# Passage provided

+ + + + + + +

Opinion
CASE NO. 11-15597
08-07-2012
HON. LAWRENCE P. ZATKOFF
OPINION AND ORDER
AT A SESSION of said Court, held in the
United States Courthouse, in the City of Port Huron,
State of Michigan, on the 7th day of August, 2012
PRESENT: THE HONORABLE LAWRENCE P. ZATKOFF
UNITED STATES DISTRICT JUDGE
I. INTRODUCTION
This matter is before the Court on Plaintiffs' Motion for Summary Judgment [dkt 17]. The motion has been fully briefed. The Court finds that the facts and legal arguments pertinent to the motion are adequately presented in the parties' papers such that the decision process will not be aided significantly by oral arguments. Therefore, pursuant to E.D. Mich. L. R. 7.1(f)(2), it is hereby ORDERED that the motion be resolved solely on the briefs submitted by the parties. For the reasons that follow, Plaintiffs' motion for summary judgment is DENIED.
II. BACKGROUND
Plaintiffs Wayne County Airport Authority ("Plaintiff WCAA") and Delta Air Lines, Inc. ("Plaintiff Delta") have filed this declaratory judgment action with the Court against Defendant Johnson Controls, Inc. ("Defendant JCI"), Defendant Kleen-Tech Services Corp. ("Defendant Kleen-Tech"), and Defendant The Phoenix Insurance Company ("Defendant Phoenix Insurance"). Plaintiffs claim that Defendant JCI has a duty to defend and indemnify Plaintiffs in Brown v. Kleen-Tech Services Corp., No. 11-14800 (E.D. Mich. October 31, 2011), a case currently pending before the Court, and claim that Defendant JCI breached a service agreement ("Service Agreement") entered into between Plaintiff Delta and Defendant JCI.

+ + + + + + +

# Dataset entries
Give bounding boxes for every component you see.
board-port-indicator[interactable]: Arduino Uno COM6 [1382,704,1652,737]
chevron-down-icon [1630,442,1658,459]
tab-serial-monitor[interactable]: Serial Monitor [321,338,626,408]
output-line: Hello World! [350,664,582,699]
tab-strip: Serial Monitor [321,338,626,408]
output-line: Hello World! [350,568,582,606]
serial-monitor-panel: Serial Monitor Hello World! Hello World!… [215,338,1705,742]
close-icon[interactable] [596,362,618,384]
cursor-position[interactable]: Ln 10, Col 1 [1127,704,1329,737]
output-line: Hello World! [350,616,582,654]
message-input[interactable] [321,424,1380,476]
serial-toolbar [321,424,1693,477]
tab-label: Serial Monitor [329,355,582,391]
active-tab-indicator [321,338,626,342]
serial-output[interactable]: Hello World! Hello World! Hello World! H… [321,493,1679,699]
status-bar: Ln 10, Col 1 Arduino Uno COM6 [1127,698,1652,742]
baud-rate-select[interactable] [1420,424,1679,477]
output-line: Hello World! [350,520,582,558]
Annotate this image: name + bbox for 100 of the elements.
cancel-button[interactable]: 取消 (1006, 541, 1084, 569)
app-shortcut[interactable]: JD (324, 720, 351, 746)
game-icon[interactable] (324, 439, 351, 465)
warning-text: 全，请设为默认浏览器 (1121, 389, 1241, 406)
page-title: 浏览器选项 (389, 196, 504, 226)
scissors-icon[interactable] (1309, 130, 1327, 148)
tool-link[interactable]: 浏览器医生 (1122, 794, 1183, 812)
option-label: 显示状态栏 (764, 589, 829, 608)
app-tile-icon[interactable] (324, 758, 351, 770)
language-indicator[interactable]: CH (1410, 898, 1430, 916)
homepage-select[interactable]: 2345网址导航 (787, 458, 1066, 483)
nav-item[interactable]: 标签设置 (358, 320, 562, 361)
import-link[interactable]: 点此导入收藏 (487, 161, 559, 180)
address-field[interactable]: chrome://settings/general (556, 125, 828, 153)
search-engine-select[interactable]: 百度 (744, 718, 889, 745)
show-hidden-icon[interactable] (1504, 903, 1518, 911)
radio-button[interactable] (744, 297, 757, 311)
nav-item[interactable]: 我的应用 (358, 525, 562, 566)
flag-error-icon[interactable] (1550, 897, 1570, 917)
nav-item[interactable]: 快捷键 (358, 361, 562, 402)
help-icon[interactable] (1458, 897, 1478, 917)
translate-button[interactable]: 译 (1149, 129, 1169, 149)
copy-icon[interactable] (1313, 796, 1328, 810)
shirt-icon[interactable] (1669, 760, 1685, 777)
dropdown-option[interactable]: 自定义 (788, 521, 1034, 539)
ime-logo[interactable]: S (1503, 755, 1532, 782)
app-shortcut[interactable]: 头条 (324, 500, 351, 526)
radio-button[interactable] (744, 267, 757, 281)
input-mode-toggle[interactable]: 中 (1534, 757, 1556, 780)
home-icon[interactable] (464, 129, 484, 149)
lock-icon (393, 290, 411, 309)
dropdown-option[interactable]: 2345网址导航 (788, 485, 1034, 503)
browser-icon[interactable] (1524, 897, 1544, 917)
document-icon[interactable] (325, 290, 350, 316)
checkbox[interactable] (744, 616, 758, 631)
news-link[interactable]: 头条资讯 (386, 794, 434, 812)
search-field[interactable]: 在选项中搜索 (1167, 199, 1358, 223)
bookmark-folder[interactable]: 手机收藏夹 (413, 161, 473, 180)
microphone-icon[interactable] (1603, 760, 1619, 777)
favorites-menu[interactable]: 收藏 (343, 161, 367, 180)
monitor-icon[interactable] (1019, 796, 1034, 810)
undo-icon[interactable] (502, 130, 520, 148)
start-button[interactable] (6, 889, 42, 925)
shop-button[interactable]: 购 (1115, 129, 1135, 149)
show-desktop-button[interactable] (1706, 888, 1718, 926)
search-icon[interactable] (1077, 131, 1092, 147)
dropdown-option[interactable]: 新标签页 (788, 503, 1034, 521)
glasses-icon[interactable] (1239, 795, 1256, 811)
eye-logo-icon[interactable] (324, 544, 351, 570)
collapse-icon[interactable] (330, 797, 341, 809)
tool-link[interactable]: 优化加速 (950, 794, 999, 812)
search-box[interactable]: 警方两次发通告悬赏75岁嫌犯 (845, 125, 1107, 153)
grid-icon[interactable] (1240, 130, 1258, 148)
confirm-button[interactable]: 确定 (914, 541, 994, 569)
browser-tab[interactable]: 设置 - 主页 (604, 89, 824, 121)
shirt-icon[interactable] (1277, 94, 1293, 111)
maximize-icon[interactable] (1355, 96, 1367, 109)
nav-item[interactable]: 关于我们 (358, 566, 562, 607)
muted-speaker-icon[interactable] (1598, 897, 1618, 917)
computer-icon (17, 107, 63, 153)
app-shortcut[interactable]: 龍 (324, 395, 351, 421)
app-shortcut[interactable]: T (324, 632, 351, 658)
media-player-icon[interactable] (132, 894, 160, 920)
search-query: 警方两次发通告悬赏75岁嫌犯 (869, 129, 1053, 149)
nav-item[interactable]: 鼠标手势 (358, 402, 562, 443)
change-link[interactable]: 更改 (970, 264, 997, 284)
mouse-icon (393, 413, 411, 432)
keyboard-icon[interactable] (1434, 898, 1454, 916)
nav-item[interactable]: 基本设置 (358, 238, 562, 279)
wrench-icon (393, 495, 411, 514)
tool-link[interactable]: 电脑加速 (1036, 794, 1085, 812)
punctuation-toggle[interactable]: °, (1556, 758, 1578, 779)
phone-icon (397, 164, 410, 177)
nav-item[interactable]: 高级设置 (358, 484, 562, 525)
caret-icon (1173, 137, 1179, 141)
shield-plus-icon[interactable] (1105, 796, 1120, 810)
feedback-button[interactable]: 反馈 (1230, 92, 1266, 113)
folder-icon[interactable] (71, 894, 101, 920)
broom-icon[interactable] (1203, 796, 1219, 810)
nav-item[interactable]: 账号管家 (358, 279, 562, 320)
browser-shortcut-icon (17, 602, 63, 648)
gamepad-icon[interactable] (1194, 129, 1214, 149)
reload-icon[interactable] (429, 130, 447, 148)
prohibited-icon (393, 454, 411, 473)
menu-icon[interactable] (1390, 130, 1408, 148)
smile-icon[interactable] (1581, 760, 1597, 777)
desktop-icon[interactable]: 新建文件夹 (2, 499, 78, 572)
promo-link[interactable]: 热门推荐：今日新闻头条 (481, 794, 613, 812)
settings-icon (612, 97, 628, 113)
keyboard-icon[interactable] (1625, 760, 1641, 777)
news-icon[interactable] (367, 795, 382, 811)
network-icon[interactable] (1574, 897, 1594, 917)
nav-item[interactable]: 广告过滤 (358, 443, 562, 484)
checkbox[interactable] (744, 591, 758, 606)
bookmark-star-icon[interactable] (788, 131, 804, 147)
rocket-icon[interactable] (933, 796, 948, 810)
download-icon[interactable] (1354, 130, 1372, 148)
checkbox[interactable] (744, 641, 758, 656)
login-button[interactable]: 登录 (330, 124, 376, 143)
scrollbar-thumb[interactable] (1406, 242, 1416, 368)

+ + + + + + +

# Goals
a - In the court opinion, rewrite everything from "II. BACKGROUND" down to "and Defendant JCI.", swapping "declaratory judgment action" for "suit for declaratory relief".
b - Using the court opinion, mark each statement yes or no and quote the words that decide it: (i) The Court heard oral arguments before ruling on the motion. (ii) The Brown case was pending before the same Court. (iii) The Court granted Plaintiffs' motion for summary judgment.

# Responses in order
a -
II. BACKGROUND
Plaintiffs Wayne County Airport Authority ("Plaintiff WCAA") and Delta Air Lines, Inc. ("Plaintiff Delta") have filed this suit for declaratory relief with the Court against Defendant Johnson Controls, Inc. ("Defendant JCI"), Defendant Kleen-Tech Services Corp. ("Defendant Kleen-Tech"), and Defendant The Phoenix Insurance Company ("Defendant Phoenix Insurance"). Plaintiffs claim that Defendant JCI has a duty to defend and indemnify Plaintiffs in Brown v. Kleen-Tech Services Corp., No. 11-14800 (E.D. Mich. October 31, 2011), a case currently pending before the Court, and claim that Defendant JCI breached a service agreement ("Service Agreement") entered into between Plaintiff Delta and Defendant JCI.

b -
(i) No: "it is hereby ORDERED that the motion be resolved solely on the briefs submitted by the parties."
(ii) Yes: "a case currently pending before the Court."
(iii) No: "Plaintiffs' motion for summary judgment is DENIED."